Short task: Count every line in the entries that follow where the word "screenshot" appears, then state only the total.

- - -

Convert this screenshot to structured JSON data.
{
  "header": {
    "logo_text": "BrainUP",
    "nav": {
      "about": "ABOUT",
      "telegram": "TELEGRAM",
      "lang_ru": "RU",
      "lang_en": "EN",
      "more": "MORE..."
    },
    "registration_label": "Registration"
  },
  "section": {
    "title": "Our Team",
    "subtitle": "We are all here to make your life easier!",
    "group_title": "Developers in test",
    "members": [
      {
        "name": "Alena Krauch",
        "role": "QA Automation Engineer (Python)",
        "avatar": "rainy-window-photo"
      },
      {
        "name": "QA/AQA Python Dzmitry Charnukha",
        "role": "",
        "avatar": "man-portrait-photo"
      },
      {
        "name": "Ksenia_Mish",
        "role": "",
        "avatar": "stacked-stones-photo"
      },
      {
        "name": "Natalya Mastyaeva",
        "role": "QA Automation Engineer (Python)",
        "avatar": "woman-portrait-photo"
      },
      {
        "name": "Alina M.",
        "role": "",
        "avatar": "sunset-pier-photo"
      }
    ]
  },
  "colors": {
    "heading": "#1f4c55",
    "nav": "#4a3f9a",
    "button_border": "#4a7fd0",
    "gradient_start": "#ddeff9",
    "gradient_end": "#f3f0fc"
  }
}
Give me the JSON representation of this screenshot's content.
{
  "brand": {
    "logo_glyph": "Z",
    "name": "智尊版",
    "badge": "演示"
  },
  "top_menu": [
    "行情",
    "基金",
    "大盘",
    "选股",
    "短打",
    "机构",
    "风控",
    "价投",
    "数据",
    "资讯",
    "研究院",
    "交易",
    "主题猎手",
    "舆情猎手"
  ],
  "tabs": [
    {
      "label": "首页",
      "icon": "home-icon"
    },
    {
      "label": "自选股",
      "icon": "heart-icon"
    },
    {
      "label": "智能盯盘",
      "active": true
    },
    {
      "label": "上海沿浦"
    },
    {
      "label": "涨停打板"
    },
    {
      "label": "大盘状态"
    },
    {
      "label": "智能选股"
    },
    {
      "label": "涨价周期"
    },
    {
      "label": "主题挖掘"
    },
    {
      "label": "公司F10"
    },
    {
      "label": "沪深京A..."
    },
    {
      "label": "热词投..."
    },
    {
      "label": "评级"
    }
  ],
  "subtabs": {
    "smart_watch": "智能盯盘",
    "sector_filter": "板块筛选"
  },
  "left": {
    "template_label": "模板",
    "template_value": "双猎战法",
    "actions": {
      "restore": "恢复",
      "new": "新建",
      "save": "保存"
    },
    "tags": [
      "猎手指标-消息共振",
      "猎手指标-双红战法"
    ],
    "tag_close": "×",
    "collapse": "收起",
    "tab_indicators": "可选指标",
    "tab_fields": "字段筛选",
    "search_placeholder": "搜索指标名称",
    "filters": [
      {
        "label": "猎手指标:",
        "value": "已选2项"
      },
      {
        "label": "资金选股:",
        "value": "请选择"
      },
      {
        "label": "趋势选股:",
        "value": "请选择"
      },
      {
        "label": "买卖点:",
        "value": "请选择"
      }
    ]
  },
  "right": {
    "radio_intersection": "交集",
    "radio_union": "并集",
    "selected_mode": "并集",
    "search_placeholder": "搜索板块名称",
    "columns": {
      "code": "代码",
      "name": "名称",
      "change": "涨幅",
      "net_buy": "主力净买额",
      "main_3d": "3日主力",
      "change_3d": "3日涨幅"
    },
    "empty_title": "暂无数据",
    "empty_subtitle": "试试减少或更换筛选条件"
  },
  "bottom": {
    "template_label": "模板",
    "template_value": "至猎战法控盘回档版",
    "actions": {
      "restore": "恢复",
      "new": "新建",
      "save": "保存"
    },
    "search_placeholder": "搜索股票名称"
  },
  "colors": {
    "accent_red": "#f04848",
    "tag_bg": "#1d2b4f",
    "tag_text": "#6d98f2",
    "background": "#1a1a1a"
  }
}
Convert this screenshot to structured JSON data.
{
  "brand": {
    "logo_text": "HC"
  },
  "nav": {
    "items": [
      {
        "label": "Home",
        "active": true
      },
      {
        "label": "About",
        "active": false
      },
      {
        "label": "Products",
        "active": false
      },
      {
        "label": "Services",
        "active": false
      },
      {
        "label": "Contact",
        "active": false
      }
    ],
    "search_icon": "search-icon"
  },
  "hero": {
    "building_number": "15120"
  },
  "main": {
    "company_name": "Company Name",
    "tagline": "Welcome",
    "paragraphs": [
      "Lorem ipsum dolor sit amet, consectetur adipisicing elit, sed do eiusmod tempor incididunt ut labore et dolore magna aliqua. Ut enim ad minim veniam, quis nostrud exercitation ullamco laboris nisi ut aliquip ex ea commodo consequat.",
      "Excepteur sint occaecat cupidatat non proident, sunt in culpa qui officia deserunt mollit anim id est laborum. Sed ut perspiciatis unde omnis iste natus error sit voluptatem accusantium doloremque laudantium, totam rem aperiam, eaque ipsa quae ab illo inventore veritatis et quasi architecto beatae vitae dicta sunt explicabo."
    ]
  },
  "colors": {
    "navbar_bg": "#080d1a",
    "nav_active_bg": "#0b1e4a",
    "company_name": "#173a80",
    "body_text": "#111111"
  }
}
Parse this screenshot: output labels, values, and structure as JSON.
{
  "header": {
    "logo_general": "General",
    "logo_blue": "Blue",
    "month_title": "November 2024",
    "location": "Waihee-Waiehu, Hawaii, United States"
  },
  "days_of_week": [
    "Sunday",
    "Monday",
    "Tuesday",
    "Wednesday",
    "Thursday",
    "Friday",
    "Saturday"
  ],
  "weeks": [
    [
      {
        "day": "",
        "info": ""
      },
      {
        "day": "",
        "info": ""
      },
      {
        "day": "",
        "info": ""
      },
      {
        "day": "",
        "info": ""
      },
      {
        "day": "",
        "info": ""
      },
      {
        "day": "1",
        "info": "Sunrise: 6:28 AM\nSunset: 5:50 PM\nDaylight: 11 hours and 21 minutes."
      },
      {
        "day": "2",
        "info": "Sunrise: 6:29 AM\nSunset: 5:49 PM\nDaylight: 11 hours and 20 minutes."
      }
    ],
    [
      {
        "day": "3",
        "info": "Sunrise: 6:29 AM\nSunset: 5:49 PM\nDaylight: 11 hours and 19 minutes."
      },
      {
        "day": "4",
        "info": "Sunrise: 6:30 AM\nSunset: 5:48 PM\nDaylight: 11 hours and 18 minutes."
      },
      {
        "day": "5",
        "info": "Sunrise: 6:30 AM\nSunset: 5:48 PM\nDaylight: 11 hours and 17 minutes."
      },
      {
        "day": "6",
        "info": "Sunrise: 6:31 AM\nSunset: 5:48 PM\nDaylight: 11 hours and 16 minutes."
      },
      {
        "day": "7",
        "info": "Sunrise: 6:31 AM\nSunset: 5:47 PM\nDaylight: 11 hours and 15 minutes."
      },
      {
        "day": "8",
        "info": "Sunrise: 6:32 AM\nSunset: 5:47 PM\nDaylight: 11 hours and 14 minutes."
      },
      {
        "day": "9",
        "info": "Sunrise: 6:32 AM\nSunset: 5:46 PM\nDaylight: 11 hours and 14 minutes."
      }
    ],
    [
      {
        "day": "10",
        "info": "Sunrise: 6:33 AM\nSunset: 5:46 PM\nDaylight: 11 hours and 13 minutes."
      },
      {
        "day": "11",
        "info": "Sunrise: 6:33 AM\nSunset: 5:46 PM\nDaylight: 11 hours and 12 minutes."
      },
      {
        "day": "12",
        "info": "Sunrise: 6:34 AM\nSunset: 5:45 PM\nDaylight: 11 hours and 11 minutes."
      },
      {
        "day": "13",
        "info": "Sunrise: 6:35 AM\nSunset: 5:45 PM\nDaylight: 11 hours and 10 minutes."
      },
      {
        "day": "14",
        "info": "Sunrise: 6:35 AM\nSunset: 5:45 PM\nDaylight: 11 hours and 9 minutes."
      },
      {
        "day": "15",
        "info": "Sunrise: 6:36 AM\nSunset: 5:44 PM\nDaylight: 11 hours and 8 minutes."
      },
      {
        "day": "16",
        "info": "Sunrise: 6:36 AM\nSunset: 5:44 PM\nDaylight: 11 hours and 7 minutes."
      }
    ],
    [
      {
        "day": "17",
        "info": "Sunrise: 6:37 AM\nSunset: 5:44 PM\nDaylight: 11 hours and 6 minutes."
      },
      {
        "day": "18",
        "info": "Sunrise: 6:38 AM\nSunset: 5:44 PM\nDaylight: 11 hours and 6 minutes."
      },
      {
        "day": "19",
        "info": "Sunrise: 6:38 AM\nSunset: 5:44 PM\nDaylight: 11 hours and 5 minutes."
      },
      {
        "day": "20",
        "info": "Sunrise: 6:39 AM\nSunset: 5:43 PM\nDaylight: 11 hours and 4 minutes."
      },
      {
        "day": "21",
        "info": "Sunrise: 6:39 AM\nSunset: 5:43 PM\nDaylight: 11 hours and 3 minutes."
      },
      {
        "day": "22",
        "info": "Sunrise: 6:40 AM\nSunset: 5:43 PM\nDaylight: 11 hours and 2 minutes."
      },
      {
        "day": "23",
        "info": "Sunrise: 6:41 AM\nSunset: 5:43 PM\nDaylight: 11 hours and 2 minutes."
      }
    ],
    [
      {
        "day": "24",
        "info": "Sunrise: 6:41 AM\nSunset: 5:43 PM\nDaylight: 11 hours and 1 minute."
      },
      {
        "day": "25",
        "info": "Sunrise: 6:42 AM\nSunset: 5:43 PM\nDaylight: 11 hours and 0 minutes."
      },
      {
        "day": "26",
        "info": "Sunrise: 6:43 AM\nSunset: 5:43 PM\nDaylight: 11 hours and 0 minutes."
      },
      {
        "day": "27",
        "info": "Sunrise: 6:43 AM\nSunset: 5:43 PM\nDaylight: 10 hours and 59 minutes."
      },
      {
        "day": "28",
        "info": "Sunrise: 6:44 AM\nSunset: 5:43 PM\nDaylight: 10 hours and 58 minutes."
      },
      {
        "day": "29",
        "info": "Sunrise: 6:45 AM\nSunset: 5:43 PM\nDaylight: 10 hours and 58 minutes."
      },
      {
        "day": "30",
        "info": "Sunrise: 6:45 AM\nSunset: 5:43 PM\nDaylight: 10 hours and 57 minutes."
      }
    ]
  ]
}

- - -

The output: 4